Scan the material below for the string "BERTORELLA", and copy every line where it shows up.

[Records from a data collection]
+--

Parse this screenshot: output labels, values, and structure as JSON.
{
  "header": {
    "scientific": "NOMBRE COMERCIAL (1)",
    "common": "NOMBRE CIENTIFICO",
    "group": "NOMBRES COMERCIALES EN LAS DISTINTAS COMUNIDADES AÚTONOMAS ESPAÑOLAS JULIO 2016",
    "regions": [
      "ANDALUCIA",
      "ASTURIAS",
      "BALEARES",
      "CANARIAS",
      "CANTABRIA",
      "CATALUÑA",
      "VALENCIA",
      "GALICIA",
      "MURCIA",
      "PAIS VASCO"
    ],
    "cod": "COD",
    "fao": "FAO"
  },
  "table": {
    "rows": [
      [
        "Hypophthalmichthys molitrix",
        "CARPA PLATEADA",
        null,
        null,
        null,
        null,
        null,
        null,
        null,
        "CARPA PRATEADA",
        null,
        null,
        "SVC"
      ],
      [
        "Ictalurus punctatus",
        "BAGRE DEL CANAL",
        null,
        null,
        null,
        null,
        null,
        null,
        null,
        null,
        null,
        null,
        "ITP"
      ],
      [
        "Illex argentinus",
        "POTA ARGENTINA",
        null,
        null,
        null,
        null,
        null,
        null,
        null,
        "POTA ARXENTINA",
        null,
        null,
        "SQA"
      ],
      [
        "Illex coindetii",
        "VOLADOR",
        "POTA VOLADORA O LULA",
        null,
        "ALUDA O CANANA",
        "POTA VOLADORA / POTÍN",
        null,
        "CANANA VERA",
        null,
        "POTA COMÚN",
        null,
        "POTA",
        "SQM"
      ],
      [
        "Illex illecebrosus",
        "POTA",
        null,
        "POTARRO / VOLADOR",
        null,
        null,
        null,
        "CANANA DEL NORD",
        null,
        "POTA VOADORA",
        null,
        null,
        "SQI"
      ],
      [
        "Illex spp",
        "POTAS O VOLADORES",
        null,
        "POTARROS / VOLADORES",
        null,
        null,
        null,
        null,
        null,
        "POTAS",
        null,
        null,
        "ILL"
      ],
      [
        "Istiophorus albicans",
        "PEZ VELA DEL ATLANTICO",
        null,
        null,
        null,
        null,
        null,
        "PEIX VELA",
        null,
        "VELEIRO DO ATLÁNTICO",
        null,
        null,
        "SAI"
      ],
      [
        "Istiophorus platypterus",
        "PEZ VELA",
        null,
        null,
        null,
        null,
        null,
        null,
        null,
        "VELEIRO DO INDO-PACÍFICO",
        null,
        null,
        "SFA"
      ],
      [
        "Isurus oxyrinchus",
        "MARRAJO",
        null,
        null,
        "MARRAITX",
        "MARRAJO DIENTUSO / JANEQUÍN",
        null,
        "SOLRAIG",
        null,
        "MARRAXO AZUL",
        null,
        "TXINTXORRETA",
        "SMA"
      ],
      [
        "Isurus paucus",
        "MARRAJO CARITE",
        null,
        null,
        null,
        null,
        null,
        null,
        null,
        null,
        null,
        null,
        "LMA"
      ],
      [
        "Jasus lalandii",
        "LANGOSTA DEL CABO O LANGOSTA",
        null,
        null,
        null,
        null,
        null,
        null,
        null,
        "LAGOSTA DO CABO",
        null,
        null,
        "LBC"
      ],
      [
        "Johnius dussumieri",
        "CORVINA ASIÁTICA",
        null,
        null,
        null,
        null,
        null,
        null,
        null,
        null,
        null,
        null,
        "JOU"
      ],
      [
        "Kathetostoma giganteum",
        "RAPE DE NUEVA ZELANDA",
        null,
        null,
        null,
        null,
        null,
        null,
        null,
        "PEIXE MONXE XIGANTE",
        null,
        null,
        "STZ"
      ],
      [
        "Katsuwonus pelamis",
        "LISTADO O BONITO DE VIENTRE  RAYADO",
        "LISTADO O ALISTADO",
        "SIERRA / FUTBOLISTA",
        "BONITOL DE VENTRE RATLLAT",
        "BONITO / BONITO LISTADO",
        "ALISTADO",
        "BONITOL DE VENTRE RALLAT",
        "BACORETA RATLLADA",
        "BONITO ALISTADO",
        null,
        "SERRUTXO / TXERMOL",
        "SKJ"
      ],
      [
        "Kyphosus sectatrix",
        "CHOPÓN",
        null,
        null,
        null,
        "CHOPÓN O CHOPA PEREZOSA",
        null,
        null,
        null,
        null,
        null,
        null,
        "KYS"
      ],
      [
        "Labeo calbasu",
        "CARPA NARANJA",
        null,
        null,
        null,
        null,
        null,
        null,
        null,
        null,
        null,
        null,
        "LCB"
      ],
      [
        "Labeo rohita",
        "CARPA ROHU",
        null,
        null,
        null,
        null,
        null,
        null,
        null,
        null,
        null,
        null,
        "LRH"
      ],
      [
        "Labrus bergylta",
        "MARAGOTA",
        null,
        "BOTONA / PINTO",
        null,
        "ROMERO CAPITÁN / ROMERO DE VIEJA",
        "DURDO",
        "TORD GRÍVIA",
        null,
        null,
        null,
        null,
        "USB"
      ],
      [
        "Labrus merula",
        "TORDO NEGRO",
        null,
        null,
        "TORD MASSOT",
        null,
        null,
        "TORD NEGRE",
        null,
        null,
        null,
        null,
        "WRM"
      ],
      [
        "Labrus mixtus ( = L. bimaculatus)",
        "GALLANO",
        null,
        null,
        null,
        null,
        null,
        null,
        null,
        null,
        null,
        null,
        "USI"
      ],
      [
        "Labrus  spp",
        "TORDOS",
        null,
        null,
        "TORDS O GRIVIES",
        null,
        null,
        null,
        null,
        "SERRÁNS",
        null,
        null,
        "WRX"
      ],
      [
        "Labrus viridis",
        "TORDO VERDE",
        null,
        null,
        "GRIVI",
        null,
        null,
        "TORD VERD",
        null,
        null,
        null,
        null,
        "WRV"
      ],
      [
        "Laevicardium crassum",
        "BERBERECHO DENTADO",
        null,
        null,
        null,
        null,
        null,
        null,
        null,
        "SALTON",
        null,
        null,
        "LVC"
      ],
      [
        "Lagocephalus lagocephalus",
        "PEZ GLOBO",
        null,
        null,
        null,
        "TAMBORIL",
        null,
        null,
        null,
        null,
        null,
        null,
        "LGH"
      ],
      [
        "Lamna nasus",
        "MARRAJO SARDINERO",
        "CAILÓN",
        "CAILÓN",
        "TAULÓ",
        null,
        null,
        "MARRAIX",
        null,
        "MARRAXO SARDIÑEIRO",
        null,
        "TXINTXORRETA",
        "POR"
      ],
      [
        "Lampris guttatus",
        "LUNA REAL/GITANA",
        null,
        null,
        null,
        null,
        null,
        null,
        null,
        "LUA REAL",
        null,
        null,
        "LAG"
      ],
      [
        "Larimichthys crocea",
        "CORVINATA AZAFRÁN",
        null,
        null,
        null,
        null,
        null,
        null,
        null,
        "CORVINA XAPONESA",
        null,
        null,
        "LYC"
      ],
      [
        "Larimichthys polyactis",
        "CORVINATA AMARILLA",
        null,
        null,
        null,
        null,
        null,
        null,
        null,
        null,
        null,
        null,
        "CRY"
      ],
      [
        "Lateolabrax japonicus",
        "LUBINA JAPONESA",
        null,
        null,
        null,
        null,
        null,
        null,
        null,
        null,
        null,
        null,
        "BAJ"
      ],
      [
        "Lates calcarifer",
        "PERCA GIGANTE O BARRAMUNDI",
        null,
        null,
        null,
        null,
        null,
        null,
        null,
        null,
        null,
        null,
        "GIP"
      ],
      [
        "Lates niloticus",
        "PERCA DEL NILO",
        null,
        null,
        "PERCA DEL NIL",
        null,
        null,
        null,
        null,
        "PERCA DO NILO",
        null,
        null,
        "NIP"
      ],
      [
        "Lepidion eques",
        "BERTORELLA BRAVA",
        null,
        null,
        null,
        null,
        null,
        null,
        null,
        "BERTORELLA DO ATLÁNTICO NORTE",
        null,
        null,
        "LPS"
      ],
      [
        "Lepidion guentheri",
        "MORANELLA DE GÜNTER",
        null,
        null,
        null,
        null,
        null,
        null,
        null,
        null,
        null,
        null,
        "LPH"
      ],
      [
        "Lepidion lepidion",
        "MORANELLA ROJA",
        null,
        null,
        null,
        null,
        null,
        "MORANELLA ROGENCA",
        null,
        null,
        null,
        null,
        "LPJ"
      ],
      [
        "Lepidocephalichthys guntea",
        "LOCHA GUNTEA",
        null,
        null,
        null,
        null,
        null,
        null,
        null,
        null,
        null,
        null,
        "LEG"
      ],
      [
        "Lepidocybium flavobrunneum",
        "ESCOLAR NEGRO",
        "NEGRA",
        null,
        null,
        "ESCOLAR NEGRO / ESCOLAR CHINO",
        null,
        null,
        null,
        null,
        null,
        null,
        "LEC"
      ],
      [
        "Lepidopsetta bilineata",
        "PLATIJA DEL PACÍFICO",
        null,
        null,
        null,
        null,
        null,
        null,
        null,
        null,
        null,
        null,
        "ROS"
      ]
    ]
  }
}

+--

(Problem solution):
        "BERTORELLA BRAVA",
        "BERTORELLA DO ATLÁNTICO NORTE",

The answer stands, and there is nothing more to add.